• _TEXTBLOCK_
**********

Woher beziehen dopende Athletinnen und Athleten die verbotenen Substanzen? Oft sind verschreibungspflichtige Medikamente im Spiel, wenn in der Welt des Sports Betrug begangen wird. Und längst nicht immer steht ein Arzt bei diesen illegalen Aktivitäten als Pate zur Seite.
Eine Studie aus Australien sagt, dass im Jahr 2020 nur in 17 Prozent aller Verstösse mit anabolen Steroiden Personen aus dem Gesundheitssektor involviert waren.
Im Internet sind medizinische Produkte auch ohne Rezept einfach zu bestellen. Es gibt dafür zwei Vorgehensweise, legal sind beide nicht. Zum einen bestellt man bei einem ausländischen Anbieter. Bleibt das Paket beim Zoll hängen, dann ist der Weg zum Käufer kurz. Mehrere aktuelle Dopingfälle im Schweizer Sport kamen so ans Licht.
Schwieriger sind die verschlungenen Pfade im sogenannten Darknet zu verfolgen. Da bleiben Händler und Käufer anonym, bezahlt wird mit Kryptowährungen, geliefert wird nicht durch die herkömmliche Post. Allerdings ist dort auch das Risiko um ein Vielfaches höher, nicht das zu erhalten, was man eigentlich wollte.
In den vergangenen Monaten gingen sowohl die Wada wie auch ein Team von australischen Wissenschaftlern der Frage nach, wie weit das Darknet als Ursprung des Dopings im Spitzensport eine Rolle spielt. Die Wada kommt dabei zum Schluss, dass im Darknet nur ein Bruchteil der Einkäufe auf illegalen Marktplätzen zu Dopingzwecken dienen - zumindest nicht im Spitzensport.

**********

• _VORLIEGENDE ZEILEN_
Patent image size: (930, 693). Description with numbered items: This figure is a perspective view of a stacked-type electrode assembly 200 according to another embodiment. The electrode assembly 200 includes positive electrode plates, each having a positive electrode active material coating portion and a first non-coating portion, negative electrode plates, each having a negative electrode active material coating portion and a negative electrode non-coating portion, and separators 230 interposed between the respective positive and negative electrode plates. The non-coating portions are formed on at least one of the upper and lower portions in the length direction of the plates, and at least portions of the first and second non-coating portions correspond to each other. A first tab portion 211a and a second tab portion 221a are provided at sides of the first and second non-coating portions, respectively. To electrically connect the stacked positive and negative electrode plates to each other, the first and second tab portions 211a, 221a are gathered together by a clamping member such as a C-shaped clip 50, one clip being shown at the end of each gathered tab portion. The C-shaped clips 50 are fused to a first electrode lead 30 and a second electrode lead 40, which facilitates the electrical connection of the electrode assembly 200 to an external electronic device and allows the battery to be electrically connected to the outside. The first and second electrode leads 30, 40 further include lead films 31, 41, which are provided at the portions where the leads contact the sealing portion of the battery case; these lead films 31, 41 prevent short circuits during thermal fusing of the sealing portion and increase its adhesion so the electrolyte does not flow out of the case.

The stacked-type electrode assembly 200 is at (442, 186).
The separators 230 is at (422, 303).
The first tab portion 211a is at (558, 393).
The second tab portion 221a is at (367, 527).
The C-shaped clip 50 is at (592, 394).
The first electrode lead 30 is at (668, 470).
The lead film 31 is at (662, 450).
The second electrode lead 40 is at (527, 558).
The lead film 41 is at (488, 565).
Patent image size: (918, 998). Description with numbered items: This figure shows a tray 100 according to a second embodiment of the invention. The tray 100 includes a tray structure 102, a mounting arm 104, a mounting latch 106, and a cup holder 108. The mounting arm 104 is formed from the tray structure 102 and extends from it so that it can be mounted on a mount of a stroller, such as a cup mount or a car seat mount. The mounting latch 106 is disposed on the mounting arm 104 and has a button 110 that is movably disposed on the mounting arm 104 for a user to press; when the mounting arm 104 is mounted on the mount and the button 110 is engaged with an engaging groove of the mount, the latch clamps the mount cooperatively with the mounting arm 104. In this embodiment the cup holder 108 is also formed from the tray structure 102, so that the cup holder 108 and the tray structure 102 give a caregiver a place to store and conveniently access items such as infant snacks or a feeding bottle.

**********

• _AUFGABEN_
- a) Zitieren Sie aus dem Text über Doping den Abschnitt, der mit "In den vergangenen" beginnt und bis "nicht im Spitzensport." reicht.
- b) Laut dem Text über Doping waren Personen aus dem Gesundheitssektor im Jahr 2020 an welchem Anteil der Verstösse mit anabolen Steroiden beteiligt?
- c) Der Satz im Text über Doping, der mit "Da bleiben Händler und Käufer anonym" beginnt, beschreibt das Darknet. Zählen Sie alle Merkmale auf, die dieser Satz nennt.

• _ANTWORTEN_
- a)
In den vergangenen Monaten gingen sowohl die Wada wie auch ein Team von australischen Wissenschaftlern der Frage nach, wie weit das Darknet als Ursprung des Dopings im Spitzensport eine Rolle spielt. Die Wada kommt dabei zum Schluss, dass im Darknet nur ein Bruchteil der Einkäufe auf illegalen Marktplätzen zu Dopingzwecken dienen - zumindest nicht im Spitzensport.

- b) An 17 Prozent aller Verstösse mit anabolen Steroiden.

- c)
- Händler und Käufer bleiben anonym.
- Bezahlt wird mit Kryptowährungen.
- Geliefert wird nicht durch die herkömmliche Post.